**Directive**
Print out every line, exactly as written.
[BEGIN Provided records]
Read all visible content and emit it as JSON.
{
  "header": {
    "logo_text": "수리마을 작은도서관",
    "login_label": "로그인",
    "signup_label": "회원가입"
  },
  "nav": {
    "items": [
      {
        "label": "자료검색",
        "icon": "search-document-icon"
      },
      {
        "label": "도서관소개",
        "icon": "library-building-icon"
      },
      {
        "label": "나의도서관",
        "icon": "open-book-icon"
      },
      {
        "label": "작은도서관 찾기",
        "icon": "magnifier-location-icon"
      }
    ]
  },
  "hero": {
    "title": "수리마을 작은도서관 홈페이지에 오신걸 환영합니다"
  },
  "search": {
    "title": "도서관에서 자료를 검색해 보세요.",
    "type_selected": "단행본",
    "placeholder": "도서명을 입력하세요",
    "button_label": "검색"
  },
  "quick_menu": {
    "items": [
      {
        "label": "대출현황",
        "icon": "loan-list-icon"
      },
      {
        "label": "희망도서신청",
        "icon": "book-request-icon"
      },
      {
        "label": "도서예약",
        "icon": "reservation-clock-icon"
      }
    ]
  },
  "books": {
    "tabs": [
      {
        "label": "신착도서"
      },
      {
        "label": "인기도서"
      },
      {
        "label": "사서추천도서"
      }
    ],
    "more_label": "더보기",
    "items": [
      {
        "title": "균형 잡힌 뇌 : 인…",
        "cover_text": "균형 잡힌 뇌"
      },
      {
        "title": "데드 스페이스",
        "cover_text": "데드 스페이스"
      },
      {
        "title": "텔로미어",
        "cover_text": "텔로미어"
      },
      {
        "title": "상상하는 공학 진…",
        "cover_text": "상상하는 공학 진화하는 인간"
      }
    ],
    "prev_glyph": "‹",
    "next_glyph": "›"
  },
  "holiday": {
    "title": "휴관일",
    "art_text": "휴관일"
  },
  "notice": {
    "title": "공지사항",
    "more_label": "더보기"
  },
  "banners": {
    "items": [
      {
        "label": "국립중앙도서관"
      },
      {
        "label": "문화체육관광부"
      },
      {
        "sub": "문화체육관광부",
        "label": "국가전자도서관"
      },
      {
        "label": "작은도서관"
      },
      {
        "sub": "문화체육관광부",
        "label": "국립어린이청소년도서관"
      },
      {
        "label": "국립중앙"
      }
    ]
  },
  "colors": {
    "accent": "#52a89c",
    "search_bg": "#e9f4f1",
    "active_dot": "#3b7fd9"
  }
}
[END Provided records]
**Exercise solution**
Read all visible content and emit it as JSON.
{
  "header": {
    "logo_text": "수리마을 작은도서관",
    "login_label": "로그인",
    "signup_label": "회원가입"
  },
  "nav": {
    "items": [
      {
        "label": "자료검색",
        "icon": "search-document-icon"
      },
      {
        "label": "도서관소개",
        "icon": "library-building-icon"
      },
      {
        "label": "나의도서관",
        "icon": "open-book-icon"
      },
      {
        "label": "작은도서관 찾기",
        "icon": "magnifier-location-icon"
      }
    ]
  },
  "hero": {
    "title": "수리마을 작은도서관 홈페이지에 오신걸 환영합니다"
  },
  "search": {
    "title": "도서관에서 자료를 검색해 보세요.",
    "type_selected": "단행본",
    "placeholder": "도서명을 입력하세요",
    "button_label": "검색"
  },
  "quick_menu": {
    "items": [
      {
        "label": "대출현황",
        "icon": "loan-list-icon"
      },
      {
        "label": "희망도서신청",
        "icon": "book-request-icon"
      },
      {
        "label": "도서예약",
        "icon": "reservation-clock-icon"
      }
    ]
  },
  "books": {
    "tabs": [
      {
        "label": "신착도서"
      },
      {
        "label": "인기도서"
      },
      {
        "label": "사서추천도서"
      }
    ],
    "more_label": "더보기",
    "items": [
      {
        "title": "균형 잡힌 뇌 : 인…",
        "cover_text": "균형 잡힌 뇌"
      },
      {
        "title": "데드 스페이스",
        "cover_text": "데드 스페이스"
      },
      {
        "title": "텔로미어",
        "cover_text": "텔로미어"
      },
      {
        "title": "상상하는 공학 진…",
        "cover_text": "상상하는 공학 진화하는 인간"
      }
    ],
    "prev_glyph": "‹",
    "next_glyph": "›"
  },
  "holiday": {
    "title": "휴관일",
    "art_text": "휴관일"
  },
  "notice": {
    "title": "공지사항",
    "more_label": "더보기"
  },
  "banners": {
    "items": [
      {
        "label": "국립중앙도서관"
      },
      {
        "label": "문화체육관광부"
      },
      {
        "sub": "문화체육관광부",
        "label": "국가전자도서관"
      },
      {
        "label": "작은도서관"
      },
      {
        "sub": "문화체육관광부",
        "label": "국립어린이청소년도서관"
      },
      {
        "label": "국립중앙"
      }
    ]
  },
  "colors": {
    "accent": "#52a89c",
    "search_bg": "#e9f4f1",
    "active_dot": "#3b7fd9"
  }
}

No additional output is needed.